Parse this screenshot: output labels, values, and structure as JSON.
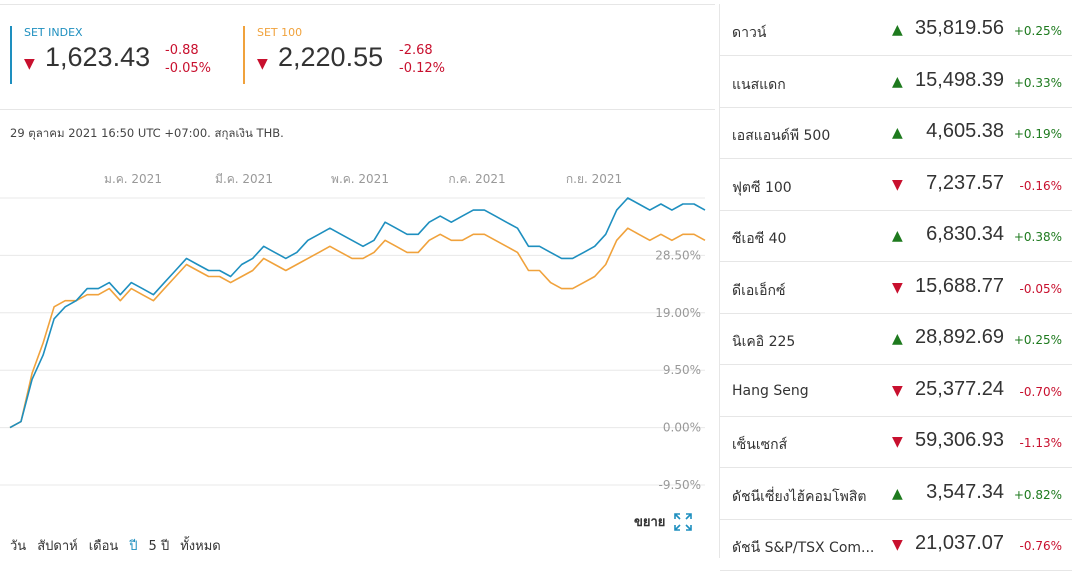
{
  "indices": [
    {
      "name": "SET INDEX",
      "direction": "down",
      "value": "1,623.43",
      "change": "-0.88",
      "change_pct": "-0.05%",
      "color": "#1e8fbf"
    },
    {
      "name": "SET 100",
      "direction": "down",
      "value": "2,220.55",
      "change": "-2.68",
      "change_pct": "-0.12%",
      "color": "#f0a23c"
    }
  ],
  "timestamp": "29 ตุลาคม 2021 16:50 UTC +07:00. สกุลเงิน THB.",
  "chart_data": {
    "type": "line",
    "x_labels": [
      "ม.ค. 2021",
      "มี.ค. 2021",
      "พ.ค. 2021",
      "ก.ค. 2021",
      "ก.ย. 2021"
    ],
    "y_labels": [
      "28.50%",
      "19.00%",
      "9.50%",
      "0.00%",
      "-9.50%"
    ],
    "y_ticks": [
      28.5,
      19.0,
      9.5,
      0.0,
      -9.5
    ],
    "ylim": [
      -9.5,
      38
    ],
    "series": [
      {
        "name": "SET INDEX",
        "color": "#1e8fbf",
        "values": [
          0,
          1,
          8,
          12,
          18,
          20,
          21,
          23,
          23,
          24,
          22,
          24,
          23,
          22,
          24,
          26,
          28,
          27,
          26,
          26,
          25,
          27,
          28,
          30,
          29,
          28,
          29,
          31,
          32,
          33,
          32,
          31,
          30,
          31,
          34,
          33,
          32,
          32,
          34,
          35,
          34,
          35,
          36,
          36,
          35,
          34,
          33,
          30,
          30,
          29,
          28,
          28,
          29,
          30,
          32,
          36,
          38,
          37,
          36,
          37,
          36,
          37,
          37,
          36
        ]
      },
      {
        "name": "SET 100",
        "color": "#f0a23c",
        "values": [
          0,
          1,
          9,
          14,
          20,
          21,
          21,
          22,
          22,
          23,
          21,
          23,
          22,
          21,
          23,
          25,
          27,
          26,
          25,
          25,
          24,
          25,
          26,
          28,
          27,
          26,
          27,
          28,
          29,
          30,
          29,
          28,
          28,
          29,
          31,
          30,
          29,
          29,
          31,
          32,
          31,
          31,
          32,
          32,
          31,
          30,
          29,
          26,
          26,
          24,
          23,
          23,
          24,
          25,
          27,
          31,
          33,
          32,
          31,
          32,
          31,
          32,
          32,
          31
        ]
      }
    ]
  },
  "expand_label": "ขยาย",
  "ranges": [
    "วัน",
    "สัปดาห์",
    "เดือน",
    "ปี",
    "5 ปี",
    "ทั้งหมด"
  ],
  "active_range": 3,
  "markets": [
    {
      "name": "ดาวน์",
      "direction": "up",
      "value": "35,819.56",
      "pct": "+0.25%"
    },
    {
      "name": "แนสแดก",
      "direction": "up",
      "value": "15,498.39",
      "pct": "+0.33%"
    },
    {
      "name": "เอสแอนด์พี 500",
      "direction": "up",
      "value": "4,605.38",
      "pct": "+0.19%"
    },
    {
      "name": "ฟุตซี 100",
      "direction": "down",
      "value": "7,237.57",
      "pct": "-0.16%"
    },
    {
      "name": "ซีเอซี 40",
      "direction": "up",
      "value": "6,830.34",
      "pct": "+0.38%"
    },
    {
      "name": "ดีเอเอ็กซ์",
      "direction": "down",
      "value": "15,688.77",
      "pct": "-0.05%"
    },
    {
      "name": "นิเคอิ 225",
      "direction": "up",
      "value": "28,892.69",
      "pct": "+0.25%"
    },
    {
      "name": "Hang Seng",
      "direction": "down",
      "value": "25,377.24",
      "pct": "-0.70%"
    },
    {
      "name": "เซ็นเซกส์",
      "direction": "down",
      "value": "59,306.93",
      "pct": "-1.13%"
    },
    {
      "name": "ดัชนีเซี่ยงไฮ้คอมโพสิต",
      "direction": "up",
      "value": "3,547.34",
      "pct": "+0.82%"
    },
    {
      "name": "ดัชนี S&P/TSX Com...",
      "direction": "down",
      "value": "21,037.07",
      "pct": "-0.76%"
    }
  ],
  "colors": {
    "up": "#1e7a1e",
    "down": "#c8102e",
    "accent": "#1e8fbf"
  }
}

→ Task brief
Exclude the images, then output the data above word for word.

→ Worked solution
Parse this screenshot: output labels, values, and structure as JSON.
{
  "indices": [
    {
      "name": "SET INDEX",
      "direction": "down",
      "value": "1,623.43",
      "change": "-0.88",
      "change_pct": "-0.05%",
      "color": "#1e8fbf"
    },
    {
      "name": "SET 100",
      "direction": "down",
      "value": "2,220.55",
      "change": "-2.68",
      "change_pct": "-0.12%",
      "color": "#f0a23c"
    }
  ],
  "timestamp": "29 ตุลาคม 2021 16:50 UTC +07:00. สกุลเงิน THB.",
  "chart_data": {
    "type": "line",
    "x_labels": [
      "ม.ค. 2021",
      "มี.ค. 2021",
      "พ.ค. 2021",
      "ก.ค. 2021",
      "ก.ย. 2021"
    ],
    "y_labels": [
      "28.50%",
      "19.00%",
      "9.50%",
      "0.00%",
      "-9.50%"
    ],
    "y_ticks": [
      28.5,
      19.0,
      9.5,
      0.0,
      -9.5
    ],
    "ylim": [
      -9.5,
      38
    ],
    "series": [
      {
        "name": "SET INDEX",
        "color": "#1e8fbf",
        "values": [
          0,
          1,
          8,
          12,
          18,
          20,
          21,
          23,
          23,
          24,
          22,
          24,
          23,
          22,
          24,
          26,
          28,
          27,
          26,
          26,
          25,
          27,
          28,
          30,
          29,
          28,
          29,
          31,
          32,
          33,
          32,
          31,
          30,
          31,
          34,
          33,
          32,
          32,
          34,
          35,
          34,
          35,
          36,
          36,
          35,
          34,
          33,
          30,
          30,
          29,
          28,
          28,
          29,
          30,
          32,
          36,
          38,
          37,
          36,
          37,
          36,
          37,
          37,
          36
        ]
      },
      {
        "name": "SET 100",
        "color": "#f0a23c",
        "values": [
          0,
          1,
          9,
          14,
          20,
          21,
          21,
          22,
          22,
          23,
          21,
          23,
          22,
          21,
          23,
          25,
          27,
          26,
          25,
          25,
          24,
          25,
          26,
          28,
          27,
          26,
          27,
          28,
          29,
          30,
          29,
          28,
          28,
          29,
          31,
          30,
          29,
          29,
          31,
          32,
          31,
          31,
          32,
          32,
          31,
          30,
          29,
          26,
          26,
          24,
          23,
          23,
          24,
          25,
          27,
          31,
          33,
          32,
          31,
          32,
          31,
          32,
          32,
          31
        ]
      }
    ]
  },
  "expand_label": "ขยาย",
  "ranges": [
    "วัน",
    "สัปดาห์",
    "เดือน",
    "ปี",
    "5 ปี",
    "ทั้งหมด"
  ],
  "active_range": 3,
  "markets": [
    {
      "name": "ดาวน์",
      "direction": "up",
      "value": "35,819.56",
      "pct": "+0.25%"
    },
    {
      "name": "แนสแดก",
      "direction": "up",
      "value": "15,498.39",
      "pct": "+0.33%"
    },
    {
      "name": "เอสแอนด์พี 500",
      "direction": "up",
      "value": "4,605.38",
      "pct": "+0.19%"
    },
    {
      "name": "ฟุตซี 100",
      "direction": "down",
      "value": "7,237.57",
      "pct": "-0.16%"
    },
    {
      "name": "ซีเอซี 40",
      "direction": "up",
      "value": "6,830.34",
      "pct": "+0.38%"
    },
    {
      "name": "ดีเอเอ็กซ์",
      "direction": "down",
      "value": "15,688.77",
      "pct": "-0.05%"
    },
    {
      "name": "นิเคอิ 225",
      "direction": "up",
      "value": "28,892.69",
      "pct": "+0.25%"
    },
    {
      "name": "Hang Seng",
      "direction": "down",
      "value": "25,377.24",
      "pct": "-0.70%"
    },
    {
      "name": "เซ็นเซกส์",
      "direction": "down",
      "value": "59,306.93",
      "pct": "-1.13%"
    },
    {
      "name": "ดัชนีเซี่ยงไฮ้คอมโพสิต",
      "direction": "up",
      "value": "3,547.34",
      "pct": "+0.82%"
    },
    {
      "name": "ดัชนี S&P/TSX Com...",
      "direction": "down",
      "value": "21,037.07",
      "pct": "-0.76%"
    }
  ],
  "colors": {
    "up": "#1e7a1e",
    "down": "#c8102e",
    "accent": "#1e8fbf"
  }
}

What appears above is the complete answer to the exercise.